Copy out all of the data below with no alterations.
──────── Record set ────────
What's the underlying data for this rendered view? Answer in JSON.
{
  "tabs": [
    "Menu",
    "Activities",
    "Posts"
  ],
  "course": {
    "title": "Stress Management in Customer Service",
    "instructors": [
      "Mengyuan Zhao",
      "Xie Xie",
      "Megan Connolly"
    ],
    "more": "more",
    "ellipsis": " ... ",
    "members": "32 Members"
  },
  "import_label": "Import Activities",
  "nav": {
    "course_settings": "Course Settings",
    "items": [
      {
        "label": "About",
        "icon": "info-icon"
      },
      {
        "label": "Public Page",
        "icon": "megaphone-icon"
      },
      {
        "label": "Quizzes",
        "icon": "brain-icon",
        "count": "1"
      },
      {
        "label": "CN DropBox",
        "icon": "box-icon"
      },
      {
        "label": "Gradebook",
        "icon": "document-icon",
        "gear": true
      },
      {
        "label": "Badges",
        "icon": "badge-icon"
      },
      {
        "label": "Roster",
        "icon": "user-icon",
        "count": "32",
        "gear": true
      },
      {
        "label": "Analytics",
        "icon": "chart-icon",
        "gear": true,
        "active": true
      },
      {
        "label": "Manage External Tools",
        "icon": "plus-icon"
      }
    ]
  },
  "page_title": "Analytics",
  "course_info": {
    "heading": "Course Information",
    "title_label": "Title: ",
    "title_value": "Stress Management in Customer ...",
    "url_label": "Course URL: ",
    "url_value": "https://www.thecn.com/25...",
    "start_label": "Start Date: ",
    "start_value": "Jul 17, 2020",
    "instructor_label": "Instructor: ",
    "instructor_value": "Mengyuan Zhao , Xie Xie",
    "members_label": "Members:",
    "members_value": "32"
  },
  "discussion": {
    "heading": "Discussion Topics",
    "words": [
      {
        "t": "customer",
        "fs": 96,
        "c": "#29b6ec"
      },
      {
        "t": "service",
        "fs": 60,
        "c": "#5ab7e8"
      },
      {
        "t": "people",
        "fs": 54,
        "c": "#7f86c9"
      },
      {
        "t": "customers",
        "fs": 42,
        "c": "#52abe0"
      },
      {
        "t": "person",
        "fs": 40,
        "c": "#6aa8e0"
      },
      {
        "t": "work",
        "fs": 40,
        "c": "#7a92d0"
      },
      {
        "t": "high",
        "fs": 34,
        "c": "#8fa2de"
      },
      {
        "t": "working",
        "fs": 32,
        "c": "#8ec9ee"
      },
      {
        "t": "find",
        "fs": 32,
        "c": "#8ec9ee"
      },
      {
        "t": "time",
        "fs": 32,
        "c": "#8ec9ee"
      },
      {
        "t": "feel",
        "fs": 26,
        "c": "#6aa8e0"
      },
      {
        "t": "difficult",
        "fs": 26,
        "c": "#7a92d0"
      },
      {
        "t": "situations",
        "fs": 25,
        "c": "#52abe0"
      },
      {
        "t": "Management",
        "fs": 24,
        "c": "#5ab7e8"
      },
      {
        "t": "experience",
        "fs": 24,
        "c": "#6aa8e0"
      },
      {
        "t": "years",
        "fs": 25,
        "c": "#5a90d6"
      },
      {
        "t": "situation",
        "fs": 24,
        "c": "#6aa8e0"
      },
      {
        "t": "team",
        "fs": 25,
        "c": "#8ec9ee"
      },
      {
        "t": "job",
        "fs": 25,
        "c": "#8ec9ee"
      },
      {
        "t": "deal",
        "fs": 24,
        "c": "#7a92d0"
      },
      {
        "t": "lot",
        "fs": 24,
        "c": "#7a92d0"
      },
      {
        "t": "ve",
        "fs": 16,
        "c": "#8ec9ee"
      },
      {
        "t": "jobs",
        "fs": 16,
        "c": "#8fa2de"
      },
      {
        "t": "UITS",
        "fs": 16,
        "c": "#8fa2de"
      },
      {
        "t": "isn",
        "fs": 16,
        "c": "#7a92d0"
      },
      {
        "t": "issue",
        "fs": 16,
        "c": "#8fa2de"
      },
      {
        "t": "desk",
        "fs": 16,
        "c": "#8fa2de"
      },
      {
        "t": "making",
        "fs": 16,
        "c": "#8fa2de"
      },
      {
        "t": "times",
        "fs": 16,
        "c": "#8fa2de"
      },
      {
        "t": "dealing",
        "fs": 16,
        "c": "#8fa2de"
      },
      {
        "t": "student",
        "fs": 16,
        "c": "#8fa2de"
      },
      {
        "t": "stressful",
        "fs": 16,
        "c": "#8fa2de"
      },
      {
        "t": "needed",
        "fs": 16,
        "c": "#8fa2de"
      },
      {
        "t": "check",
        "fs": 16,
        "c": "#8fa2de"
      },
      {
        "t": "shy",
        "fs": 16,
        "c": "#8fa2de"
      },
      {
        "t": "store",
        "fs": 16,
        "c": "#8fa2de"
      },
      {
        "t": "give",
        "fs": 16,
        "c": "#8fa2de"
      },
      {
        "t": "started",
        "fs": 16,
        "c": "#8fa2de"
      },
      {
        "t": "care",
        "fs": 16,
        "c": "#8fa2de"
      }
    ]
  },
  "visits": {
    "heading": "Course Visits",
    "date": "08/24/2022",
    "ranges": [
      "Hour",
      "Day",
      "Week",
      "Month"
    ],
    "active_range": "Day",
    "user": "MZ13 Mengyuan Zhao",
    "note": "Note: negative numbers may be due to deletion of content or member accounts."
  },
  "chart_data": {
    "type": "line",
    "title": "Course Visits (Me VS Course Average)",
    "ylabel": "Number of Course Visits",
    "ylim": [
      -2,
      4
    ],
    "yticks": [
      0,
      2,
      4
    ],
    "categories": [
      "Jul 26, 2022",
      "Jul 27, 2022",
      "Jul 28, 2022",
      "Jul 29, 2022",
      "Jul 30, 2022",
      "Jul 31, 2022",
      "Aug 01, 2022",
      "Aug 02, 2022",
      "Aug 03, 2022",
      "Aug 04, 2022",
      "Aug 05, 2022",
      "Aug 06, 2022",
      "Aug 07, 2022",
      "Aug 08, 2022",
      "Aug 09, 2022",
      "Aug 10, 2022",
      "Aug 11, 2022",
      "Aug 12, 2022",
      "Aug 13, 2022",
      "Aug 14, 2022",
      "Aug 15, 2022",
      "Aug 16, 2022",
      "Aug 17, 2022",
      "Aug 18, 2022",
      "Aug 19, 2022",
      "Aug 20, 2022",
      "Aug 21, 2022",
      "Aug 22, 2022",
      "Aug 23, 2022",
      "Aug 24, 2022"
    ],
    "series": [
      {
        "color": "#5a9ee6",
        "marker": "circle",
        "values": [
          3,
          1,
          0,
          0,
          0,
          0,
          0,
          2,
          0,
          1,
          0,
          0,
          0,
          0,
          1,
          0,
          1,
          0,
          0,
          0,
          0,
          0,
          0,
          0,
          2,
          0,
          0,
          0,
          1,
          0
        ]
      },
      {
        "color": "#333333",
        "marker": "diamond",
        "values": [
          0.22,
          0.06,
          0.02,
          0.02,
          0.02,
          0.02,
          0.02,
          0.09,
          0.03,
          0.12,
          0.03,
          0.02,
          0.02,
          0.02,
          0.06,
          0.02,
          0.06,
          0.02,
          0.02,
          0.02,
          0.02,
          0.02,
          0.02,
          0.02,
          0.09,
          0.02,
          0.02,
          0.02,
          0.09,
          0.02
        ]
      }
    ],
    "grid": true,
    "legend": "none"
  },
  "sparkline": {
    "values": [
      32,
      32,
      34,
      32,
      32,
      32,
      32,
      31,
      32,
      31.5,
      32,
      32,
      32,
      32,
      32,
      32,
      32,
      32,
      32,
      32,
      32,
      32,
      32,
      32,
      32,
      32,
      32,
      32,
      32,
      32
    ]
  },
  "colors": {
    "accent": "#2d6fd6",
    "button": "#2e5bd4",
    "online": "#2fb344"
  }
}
────────
- _Exercise answer_
What's the underlying data for this rendered view? Answer in JSON.
{
  "tabs": [
    "Menu",
    "Activities",
    "Posts"
  ],
  "course": {
    "title": "Stress Management in Customer Service",
    "instructors": [
      "Mengyuan Zhao",
      "Xie Xie",
      "Megan Connolly"
    ],
    "more": "more",
    "ellipsis": " ... ",
    "members": "32 Members"
  },
  "import_label": "Import Activities",
  "nav": {
    "course_settings": "Course Settings",
    "items": [
      {
        "label": "About",
        "icon": "info-icon"
      },
      {
        "label": "Public Page",
        "icon": "megaphone-icon"
      },
      {
        "label": "Quizzes",
        "icon": "brain-icon",
        "count": "1"
      },
      {
        "label": "CN DropBox",
        "icon": "box-icon"
      },
      {
        "label": "Gradebook",
        "icon": "document-icon",
        "gear": true
      },
      {
        "label": "Badges",
        "icon": "badge-icon"
      },
      {
        "label": "Roster",
        "icon": "user-icon",
        "count": "32",
        "gear": true
      },
      {
        "label": "Analytics",
        "icon": "chart-icon",
        "gear": true,
        "active": true
      },
      {
        "label": "Manage External Tools",
        "icon": "plus-icon"
      }
    ]
  },
  "page_title": "Analytics",
  "course_info": {
    "heading": "Course Information",
    "title_label": "Title: ",
    "title_value": "Stress Management in Customer ...",
    "url_label": "Course URL: ",
    "url_value": "https://www.thecn.com/25...",
    "start_label": "Start Date: ",
    "start_value": "Jul 17, 2020",
    "instructor_label": "Instructor: ",
    "instructor_value": "Mengyuan Zhao , Xie Xie",
    "members_label": "Members:",
    "members_value": "32"
  },
  "discussion": {
    "heading": "Discussion Topics",
    "words": [
      {
        "t": "customer",
        "fs": 96,
        "c": "#29b6ec"
      },
      {
        "t": "service",
        "fs": 60,
        "c": "#5ab7e8"
      },
      {
        "t": "people",
        "fs": 54,
        "c": "#7f86c9"
      },
      {
        "t": "customers",
        "fs": 42,
        "c": "#52abe0"
      },
      {
        "t": "person",
        "fs": 40,
        "c": "#6aa8e0"
      },
      {
        "t": "work",
        "fs": 40,
        "c": "#7a92d0"
      },
      {
        "t": "high",
        "fs": 34,
        "c": "#8fa2de"
      },
      {
        "t": "working",
        "fs": 32,
        "c": "#8ec9ee"
      },
      {
        "t": "find",
        "fs": 32,
        "c": "#8ec9ee"
      },
      {
        "t": "time",
        "fs": 32,
        "c": "#8ec9ee"
      },
      {
        "t": "feel",
        "fs": 26,
        "c": "#6aa8e0"
      },
      {
        "t": "difficult",
        "fs": 26,
        "c": "#7a92d0"
      },
      {
        "t": "situations",
        "fs": 25,
        "c": "#52abe0"
      },
      {
        "t": "Management",
        "fs": 24,
        "c": "#5ab7e8"
      },
      {
        "t": "experience",
        "fs": 24,
        "c": "#6aa8e0"
      },
      {
        "t": "years",
        "fs": 25,
        "c": "#5a90d6"
      },
      {
        "t": "situation",
        "fs": 24,
        "c": "#6aa8e0"
      },
      {
        "t": "team",
        "fs": 25,
        "c": "#8ec9ee"
      },
      {
        "t": "job",
        "fs": 25,
        "c": "#8ec9ee"
      },
      {
        "t": "deal",
        "fs": 24,
        "c": "#7a92d0"
      },
      {
        "t": "lot",
        "fs": 24,
        "c": "#7a92d0"
      },
      {
        "t": "ve",
        "fs": 16,
        "c": "#8ec9ee"
      },
      {
        "t": "jobs",
        "fs": 16,
        "c": "#8fa2de"
      },
      {
        "t": "UITS",
        "fs": 16,
        "c": "#8fa2de"
      },
      {
        "t": "isn",
        "fs": 16,
        "c": "#7a92d0"
      },
      {
        "t": "issue",
        "fs": 16,
        "c": "#8fa2de"
      },
      {
        "t": "desk",
        "fs": 16,
        "c": "#8fa2de"
      },
      {
        "t": "making",
        "fs": 16,
        "c": "#8fa2de"
      },
      {
        "t": "times",
        "fs": 16,
        "c": "#8fa2de"
      },
      {
        "t": "dealing",
        "fs": 16,
        "c": "#8fa2de"
      },
      {
        "t": "student",
        "fs": 16,
        "c": "#8fa2de"
      },
      {
        "t": "stressful",
        "fs": 16,
        "c": "#8fa2de"
      },
      {
        "t": "needed",
        "fs": 16,
        "c": "#8fa2de"
      },
      {
        "t": "check",
        "fs": 16,
        "c": "#8fa2de"
      },
      {
        "t": "shy",
        "fs": 16,
        "c": "#8fa2de"
      },
      {
        "t": "store",
        "fs": 16,
        "c": "#8fa2de"
      },
      {
        "t": "give",
        "fs": 16,
        "c": "#8fa2de"
      },
      {
        "t": "started",
        "fs": 16,
        "c": "#8fa2de"
      },
      {
        "t": "care",
        "fs": 16,
        "c": "#8fa2de"
      }
    ]
  },
  "visits": {
    "heading": "Course Visits",
    "date": "08/24/2022",
    "ranges": [
      "Hour",
      "Day",
      "Week",
      "Month"
    ],
    "active_range": "Day",
    "user": "MZ13 Mengyuan Zhao",
    "note": "Note: negative numbers may be due to deletion of content or member accounts."
  },
  "chart_data": {
    "type": "line",
    "title": "Course Visits (Me VS Course Average)",
    "ylabel": "Number of Course Visits",
    "ylim": [
      -2,
      4
    ],
    "yticks": [
      0,
      2,
      4
    ],
    "categories": [
      "Jul 26, 2022",
      "Jul 27, 2022",
      "Jul 28, 2022",
      "Jul 29, 2022",
      "Jul 30, 2022",
      "Jul 31, 2022",
      "Aug 01, 2022",
      "Aug 02, 2022",
      "Aug 03, 2022",
      "Aug 04, 2022",
      "Aug 05, 2022",
      "Aug 06, 2022",
      "Aug 07, 2022",
      "Aug 08, 2022",
      "Aug 09, 2022",
      "Aug 10, 2022",
      "Aug 11, 2022",
      "Aug 12, 2022",
      "Aug 13, 2022",
      "Aug 14, 2022",
      "Aug 15, 2022",
      "Aug 16, 2022",
      "Aug 17, 2022",
      "Aug 18, 2022",
      "Aug 19, 2022",
      "Aug 20, 2022",
      "Aug 21, 2022",
      "Aug 22, 2022",
      "Aug 23, 2022",
      "Aug 24, 2022"
    ],
    "series": [
      {
        "color": "#5a9ee6",
        "marker": "circle",
        "values": [
          3,
          1,
          0,
          0,
          0,
          0,
          0,
          2,
          0,
          1,
          0,
          0,
          0,
          0,
          1,
          0,
          1,
          0,
          0,
          0,
          0,
          0,
          0,
          0,
          2,
          0,
          0,
          0,
          1,
          0
        ]
      },
      {
        "color": "#333333",
        "marker": "diamond",
        "values": [
          0.22,
          0.06,
          0.02,
          0.02,
          0.02,
          0.02,
          0.02,
          0.09,
          0.03,
          0.12,
          0.03,
          0.02,
          0.02,
          0.02,
          0.06,
          0.02,
          0.06,
          0.02,
          0.02,
          0.02,
          0.02,
          0.02,
          0.02,
          0.02,
          0.09,
          0.02,
          0.02,
          0.02,
          0.09,
          0.02
        ]
      }
    ],
    "grid": true,
    "legend": "none"
  },
  "sparkline": {
    "values": [
      32,
      32,
      34,
      32,
      32,
      32,
      32,
      31,
      32,
      31.5,
      32,
      32,
      32,
      32,
      32,
      32,
      32,
      32,
      32,
      32,
      32,
      32,
      32,
      32,
      32,
      32,
      32,
      32,
      32,
      32
    ]
  },
  "colors": {
    "accent": "#2d6fd6",
    "button": "#2e5bd4",
    "online": "#2fb344"
  }
}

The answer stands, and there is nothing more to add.